A couple of weeks ago, an article on Yahoo’s patent portfolio ran and provided some insights into what value those patents might hold. The article, Yahoo Has a Strong Patent Portfolio, But Reported Valuation is Too High gives us some ideas regarding how much the Search Engine’s patents might be worth (4 Billion?), and what they’ve been doing with them. Has Yahoo sold a good amount of those patents not much less than a week after that article? We don’t know for certain. They may have to one of the remaining bidders for the company: Exclusive: Yahoo’s bidder shortlist points to cash deal -sources.

On April 18th, 2016 an assignment was recorded at the United States Patent and Trademark Office (USPTO) on a transaction that appears to have been executed on April 18th, 2016 involving the assignment of 2648 patents from Yahoo! Inc. to Excalibur IP, LLC. The name may be made up to hold the patents temporarily. The address that the assignment indicates is Excalibur’s is “701 FIRST AVENUE SUNNYVALE, CALIFORNIA UNITED STATES OF AMERICA 94089”. A search for that address points to the headquarters of Yahoo! as we see in the knowledge panel below, so the actual purchaser appears unknown.

Information shown:
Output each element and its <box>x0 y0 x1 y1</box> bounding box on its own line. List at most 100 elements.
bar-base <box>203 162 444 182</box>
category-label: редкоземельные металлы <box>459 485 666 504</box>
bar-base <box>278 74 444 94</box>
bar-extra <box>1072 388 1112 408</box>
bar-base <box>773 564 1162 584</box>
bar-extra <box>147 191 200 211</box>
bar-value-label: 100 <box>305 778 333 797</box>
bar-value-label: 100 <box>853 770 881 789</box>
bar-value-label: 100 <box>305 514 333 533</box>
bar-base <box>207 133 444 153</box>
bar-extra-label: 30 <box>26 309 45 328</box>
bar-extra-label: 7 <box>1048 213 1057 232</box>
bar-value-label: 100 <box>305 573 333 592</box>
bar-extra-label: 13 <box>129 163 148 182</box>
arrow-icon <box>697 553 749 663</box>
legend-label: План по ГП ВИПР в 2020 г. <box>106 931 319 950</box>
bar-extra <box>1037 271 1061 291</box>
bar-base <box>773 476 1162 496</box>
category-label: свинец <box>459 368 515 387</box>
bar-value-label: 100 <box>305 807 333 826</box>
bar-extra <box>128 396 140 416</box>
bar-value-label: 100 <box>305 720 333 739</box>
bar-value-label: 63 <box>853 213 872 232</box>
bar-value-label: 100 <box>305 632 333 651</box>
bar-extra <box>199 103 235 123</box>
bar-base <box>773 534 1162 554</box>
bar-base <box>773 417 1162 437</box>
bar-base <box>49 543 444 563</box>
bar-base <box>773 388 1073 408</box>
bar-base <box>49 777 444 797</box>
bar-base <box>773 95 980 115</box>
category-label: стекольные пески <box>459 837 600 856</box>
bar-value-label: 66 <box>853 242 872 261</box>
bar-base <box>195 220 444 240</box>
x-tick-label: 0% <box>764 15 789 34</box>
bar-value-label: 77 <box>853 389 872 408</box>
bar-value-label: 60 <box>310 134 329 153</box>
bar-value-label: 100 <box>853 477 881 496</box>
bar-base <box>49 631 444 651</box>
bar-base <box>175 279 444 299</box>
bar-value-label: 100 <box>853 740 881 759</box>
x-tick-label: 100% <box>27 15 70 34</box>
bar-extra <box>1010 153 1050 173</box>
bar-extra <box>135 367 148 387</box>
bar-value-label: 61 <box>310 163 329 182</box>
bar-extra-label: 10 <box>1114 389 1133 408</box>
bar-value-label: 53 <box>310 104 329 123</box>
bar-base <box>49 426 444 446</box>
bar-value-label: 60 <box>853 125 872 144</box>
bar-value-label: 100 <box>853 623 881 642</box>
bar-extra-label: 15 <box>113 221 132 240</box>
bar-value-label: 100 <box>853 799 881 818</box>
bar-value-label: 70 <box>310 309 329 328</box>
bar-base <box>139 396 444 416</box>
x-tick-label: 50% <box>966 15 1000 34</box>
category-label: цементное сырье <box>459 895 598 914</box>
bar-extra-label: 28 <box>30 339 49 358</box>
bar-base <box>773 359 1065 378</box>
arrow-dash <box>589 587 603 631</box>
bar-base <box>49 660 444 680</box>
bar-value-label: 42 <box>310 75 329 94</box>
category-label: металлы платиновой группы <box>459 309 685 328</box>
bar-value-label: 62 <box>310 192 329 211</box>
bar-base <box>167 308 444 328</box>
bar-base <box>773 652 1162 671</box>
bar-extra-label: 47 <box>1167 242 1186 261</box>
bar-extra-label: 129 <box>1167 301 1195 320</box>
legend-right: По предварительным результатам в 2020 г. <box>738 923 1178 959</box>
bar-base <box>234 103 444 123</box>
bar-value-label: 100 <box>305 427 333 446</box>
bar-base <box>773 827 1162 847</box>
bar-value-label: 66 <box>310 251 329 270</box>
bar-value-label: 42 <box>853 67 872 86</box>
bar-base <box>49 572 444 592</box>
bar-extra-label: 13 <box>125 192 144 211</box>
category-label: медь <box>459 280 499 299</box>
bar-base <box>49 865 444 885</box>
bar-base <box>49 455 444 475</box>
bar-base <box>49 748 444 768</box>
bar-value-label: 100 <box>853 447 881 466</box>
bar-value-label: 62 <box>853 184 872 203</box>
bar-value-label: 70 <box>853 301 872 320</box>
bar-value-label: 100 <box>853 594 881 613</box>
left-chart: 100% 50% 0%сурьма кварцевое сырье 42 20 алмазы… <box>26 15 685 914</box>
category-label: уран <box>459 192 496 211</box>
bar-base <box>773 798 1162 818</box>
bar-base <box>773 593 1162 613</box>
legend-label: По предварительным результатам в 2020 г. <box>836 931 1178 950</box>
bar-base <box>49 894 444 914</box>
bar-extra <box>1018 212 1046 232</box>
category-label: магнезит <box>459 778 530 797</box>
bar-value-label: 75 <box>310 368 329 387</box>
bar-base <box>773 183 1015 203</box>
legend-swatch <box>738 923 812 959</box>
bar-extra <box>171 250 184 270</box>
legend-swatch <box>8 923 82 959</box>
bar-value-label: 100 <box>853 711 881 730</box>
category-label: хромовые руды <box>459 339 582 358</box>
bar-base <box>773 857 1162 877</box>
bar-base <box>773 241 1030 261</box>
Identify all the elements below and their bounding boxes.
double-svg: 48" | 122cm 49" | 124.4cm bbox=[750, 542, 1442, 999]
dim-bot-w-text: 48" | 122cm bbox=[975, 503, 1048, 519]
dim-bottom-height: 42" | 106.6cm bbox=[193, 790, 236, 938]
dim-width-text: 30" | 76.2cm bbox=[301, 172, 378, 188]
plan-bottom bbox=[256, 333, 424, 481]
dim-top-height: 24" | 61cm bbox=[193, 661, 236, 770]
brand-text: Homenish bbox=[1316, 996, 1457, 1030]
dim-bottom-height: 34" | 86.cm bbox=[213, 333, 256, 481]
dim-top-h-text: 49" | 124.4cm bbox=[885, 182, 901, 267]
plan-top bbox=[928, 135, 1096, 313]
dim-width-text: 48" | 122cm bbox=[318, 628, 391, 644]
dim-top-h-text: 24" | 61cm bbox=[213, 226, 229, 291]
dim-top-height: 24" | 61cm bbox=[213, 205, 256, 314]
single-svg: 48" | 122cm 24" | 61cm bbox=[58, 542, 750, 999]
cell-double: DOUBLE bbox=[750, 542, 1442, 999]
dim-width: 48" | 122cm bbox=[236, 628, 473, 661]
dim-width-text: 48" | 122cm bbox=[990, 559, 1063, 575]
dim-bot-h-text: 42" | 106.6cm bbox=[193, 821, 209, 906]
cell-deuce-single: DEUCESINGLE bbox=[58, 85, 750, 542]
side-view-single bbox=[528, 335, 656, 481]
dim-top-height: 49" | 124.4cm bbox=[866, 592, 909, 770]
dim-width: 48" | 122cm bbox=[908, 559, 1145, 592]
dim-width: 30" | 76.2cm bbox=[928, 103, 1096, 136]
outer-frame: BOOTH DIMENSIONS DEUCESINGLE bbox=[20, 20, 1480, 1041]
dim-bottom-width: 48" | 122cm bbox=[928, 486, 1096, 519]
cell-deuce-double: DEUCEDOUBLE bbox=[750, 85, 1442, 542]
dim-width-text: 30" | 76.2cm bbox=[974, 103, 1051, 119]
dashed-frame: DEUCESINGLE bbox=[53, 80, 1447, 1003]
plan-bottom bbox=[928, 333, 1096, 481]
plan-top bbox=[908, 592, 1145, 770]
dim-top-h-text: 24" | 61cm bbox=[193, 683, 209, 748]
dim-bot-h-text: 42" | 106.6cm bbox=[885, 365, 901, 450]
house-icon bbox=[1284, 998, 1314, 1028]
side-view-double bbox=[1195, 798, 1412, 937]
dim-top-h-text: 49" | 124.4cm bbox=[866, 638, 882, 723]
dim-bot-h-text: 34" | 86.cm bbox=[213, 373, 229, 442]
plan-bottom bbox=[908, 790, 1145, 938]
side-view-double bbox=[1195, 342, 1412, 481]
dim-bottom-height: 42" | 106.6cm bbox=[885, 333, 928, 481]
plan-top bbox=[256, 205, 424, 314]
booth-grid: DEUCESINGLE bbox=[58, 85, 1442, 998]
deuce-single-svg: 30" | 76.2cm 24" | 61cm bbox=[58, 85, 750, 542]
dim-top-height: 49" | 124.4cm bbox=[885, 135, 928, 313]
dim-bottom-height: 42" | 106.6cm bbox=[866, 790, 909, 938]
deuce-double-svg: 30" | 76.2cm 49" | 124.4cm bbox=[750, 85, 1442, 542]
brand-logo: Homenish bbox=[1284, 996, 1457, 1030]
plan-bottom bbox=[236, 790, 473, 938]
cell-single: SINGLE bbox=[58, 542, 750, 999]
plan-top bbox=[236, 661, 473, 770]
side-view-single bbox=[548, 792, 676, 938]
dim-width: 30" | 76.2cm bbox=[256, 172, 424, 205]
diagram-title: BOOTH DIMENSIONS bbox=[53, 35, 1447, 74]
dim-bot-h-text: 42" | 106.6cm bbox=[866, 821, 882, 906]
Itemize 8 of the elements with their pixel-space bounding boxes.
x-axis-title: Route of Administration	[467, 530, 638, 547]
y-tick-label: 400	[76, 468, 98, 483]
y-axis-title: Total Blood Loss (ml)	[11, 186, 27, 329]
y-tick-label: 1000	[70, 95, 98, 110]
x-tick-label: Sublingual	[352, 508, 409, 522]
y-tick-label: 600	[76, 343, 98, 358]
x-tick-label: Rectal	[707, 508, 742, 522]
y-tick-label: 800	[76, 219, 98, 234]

Exercises to complete:
a: Please copy the Yahoo patent excerpt word for word from "On April 18th, 2016 an" to "purchaser appears unknown.".
b: In the Yahoo patent excerpt, how many patents did the recorded assignment move from Yahoo! Inc. to Excalibur IP, LLC?
The rows have no part in this work.

Results of the tasks:
a:
On April 18th, 2016 an assignment was recorded at the United States Patent and Trademark Office (USPTO) on a transaction that appears to have been executed on April 18th, 2016 involving the assignment of 2648 patents from Yahoo! Inc. to Excalibur IP, LLC. The name may be made up to hold the patents temporarily. The address that the assignment indicates is Excalibur’s is “701 FIRST AVENUE SUNNYVALE, CALIFORNIA UNITED STATES OF AMERICA 94089”. A search for that address points to the headquarters of Yahoo! as we see in the knowledge panel below, so the actual purchaser appears unknown.

b: 2648 patents